» EXTRACTED DATA:
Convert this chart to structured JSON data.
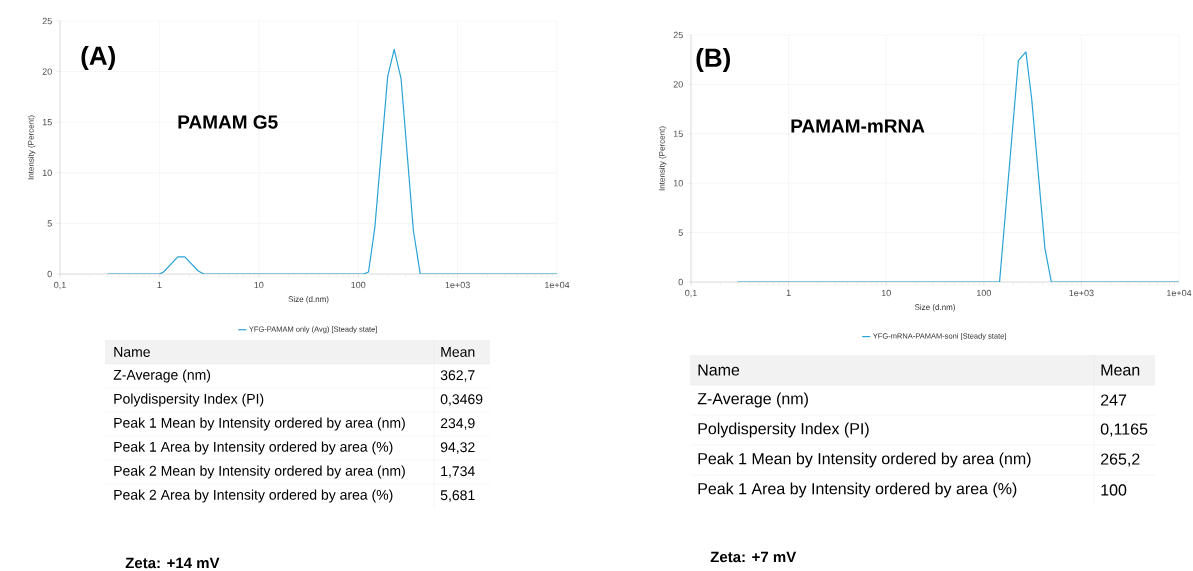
{
  "chart_data": [
    {
      "type": "line",
      "title": "(A)",
      "subtitle": "PAMAM G5",
      "xlabel": "Size (d.nm)",
      "ylabel": "Intensity (Percent)",
      "log": "x",
      "grid": true,
      "legend": "bottom",
      "xlim": [
        0.1,
        10000
      ],
      "ylim": [
        0,
        25
      ],
      "xticks": [
        {
          "value": 0.1,
          "label": "0,1"
        },
        1,
        10,
        100,
        {
          "value": 1000,
          "label": "1e+03"
        },
        {
          "value": 10000,
          "label": "1e+04"
        }
      ],
      "yticks": [
        0,
        5,
        10,
        15,
        20,
        25
      ],
      "series": [
        {
          "name": "YFG-PAMAM only (Avg) [Steady state]",
          "color": "#29a3d6",
          "x": [
            0.3,
            1,
            1.1,
            1.53,
            1.8,
            2.46,
            2.8,
            113,
            127,
            147,
            198,
            230,
            270,
            359,
            421,
            10000
          ],
          "values": [
            0,
            0,
            0.2,
            1.7,
            1.7,
            0.3,
            0,
            0,
            0.2,
            4.6,
            19.5,
            22.2,
            19.3,
            4.3,
            0,
            0
          ]
        }
      ],
      "annotations": [
        "Name",
        "Mean",
        "Z-Average (nm)",
        "362,7",
        "Polydispersity Index (PI)",
        "0,3469",
        "Peak 1 Mean by Intensity ordered by area (nm)",
        "234,9",
        "Peak 1 Area by Intensity ordered by area (%)",
        "94,32",
        "Peak 2 Mean by Intensity ordered by area (nm)",
        "1,734",
        "Peak 2 Area by Intensity ordered by area (%)",
        "5,681",
        "Zeta: +14 mV"
      ]
    },
    {
      "type": "line",
      "title": "(B)",
      "subtitle": "PAMAM-mRNA",
      "xlabel": "Size (d.nm)",
      "ylabel": "Intensity (Percent)",
      "log": "x",
      "grid": true,
      "legend": "bottom",
      "xlim": [
        0.1,
        10000
      ],
      "ylim": [
        0,
        25
      ],
      "xticks": [
        {
          "value": 0.1,
          "label": "0,1"
        },
        1,
        10,
        100,
        {
          "value": 1000,
          "label": "1e+03"
        },
        {
          "value": 10000,
          "label": "1e+04"
        }
      ],
      "yticks": [
        0,
        5,
        10,
        15,
        20,
        25
      ],
      "series": [
        {
          "name": "YFG-mRNA-PAMAM-soni [Steady state]",
          "color": "#29a3d6",
          "x": [
            0.3,
            145,
            226,
            270,
            309,
            423,
            492,
            10000
          ],
          "values": [
            0,
            0,
            22.4,
            23.3,
            18.6,
            3.4,
            0,
            0
          ]
        }
      ],
      "annotations": [
        "Name",
        "Mean",
        "Z-Average (nm)",
        "247",
        "Polydispersity Index (PI)",
        "0,1165",
        "Peak 1 Mean by Intensity ordered by area (nm)",
        "265,2",
        "Peak 1 Area by Intensity ordered by area (%)",
        "100",
        "Zeta: +7 mV"
      ]
    }
  ]
}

» TASK DIRECTIONS:
Output every entry above verbatim, but leave out the pictures.

» SOLUTION:
Convert this chart to structured JSON data.
{
  "chart_data": [
    {
      "type": "line",
      "title": "(A)",
      "subtitle": "PAMAM G5",
      "xlabel": "Size (d.nm)",
      "ylabel": "Intensity (Percent)",
      "log": "x",
      "grid": true,
      "legend": "bottom",
      "xlim": [
        0.1,
        10000
      ],
      "ylim": [
        0,
        25
      ],
      "xticks": [
        {
          "value": 0.1,
          "label": "0,1"
        },
        1,
        10,
        100,
        {
          "value": 1000,
          "label": "1e+03"
        },
        {
          "value": 10000,
          "label": "1e+04"
        }
      ],
      "yticks": [
        0,
        5,
        10,
        15,
        20,
        25
      ],
      "series": [
        {
          "name": "YFG-PAMAM only (Avg) [Steady state]",
          "color": "#29a3d6",
          "x": [
            0.3,
            1,
            1.1,
            1.53,
            1.8,
            2.46,
            2.8,
            113,
            127,
            147,
            198,
            230,
            270,
            359,
            421,
            10000
          ],
          "values": [
            0,
            0,
            0.2,
            1.7,
            1.7,
            0.3,
            0,
            0,
            0.2,
            4.6,
            19.5,
            22.2,
            19.3,
            4.3,
            0,
            0
          ]
        }
      ],
      "annotations": [
        "Name",
        "Mean",
        "Z-Average (nm)",
        "362,7",
        "Polydispersity Index (PI)",
        "0,3469",
        "Peak 1 Mean by Intensity ordered by area (nm)",
        "234,9",
        "Peak 1 Area by Intensity ordered by area (%)",
        "94,32",
        "Peak 2 Mean by Intensity ordered by area (nm)",
        "1,734",
        "Peak 2 Area by Intensity ordered by area (%)",
        "5,681",
        "Zeta: +14 mV"
      ]
    },
    {
      "type": "line",
      "title": "(B)",
      "subtitle": "PAMAM-mRNA",
      "xlabel": "Size (d.nm)",
      "ylabel": "Intensity (Percent)",
      "log": "x",
      "grid": true,
      "legend": "bottom",
      "xlim": [
        0.1,
        10000
      ],
      "ylim": [
        0,
        25
      ],
      "xticks": [
        {
          "value": 0.1,
          "label": "0,1"
        },
        1,
        10,
        100,
        {
          "value": 1000,
          "label": "1e+03"
        },
        {
          "value": 10000,
          "label": "1e+04"
        }
      ],
      "yticks": [
        0,
        5,
        10,
        15,
        20,
        25
      ],
      "series": [
        {
          "name": "YFG-mRNA-PAMAM-soni [Steady state]",
          "color": "#29a3d6",
          "x": [
            0.3,
            145,
            226,
            270,
            309,
            423,
            492,
            10000
          ],
          "values": [
            0,
            0,
            22.4,
            23.3,
            18.6,
            3.4,
            0,
            0
          ]
        }
      ],
      "annotations": [
        "Name",
        "Mean",
        "Z-Average (nm)",
        "247",
        "Polydispersity Index (PI)",
        "0,1165",
        "Peak 1 Mean by Intensity ordered by area (nm)",
        "265,2",
        "Peak 1 Area by Intensity ordered by area (%)",
        "100",
        "Zeta: +7 mV"
      ]
    }
  ]
}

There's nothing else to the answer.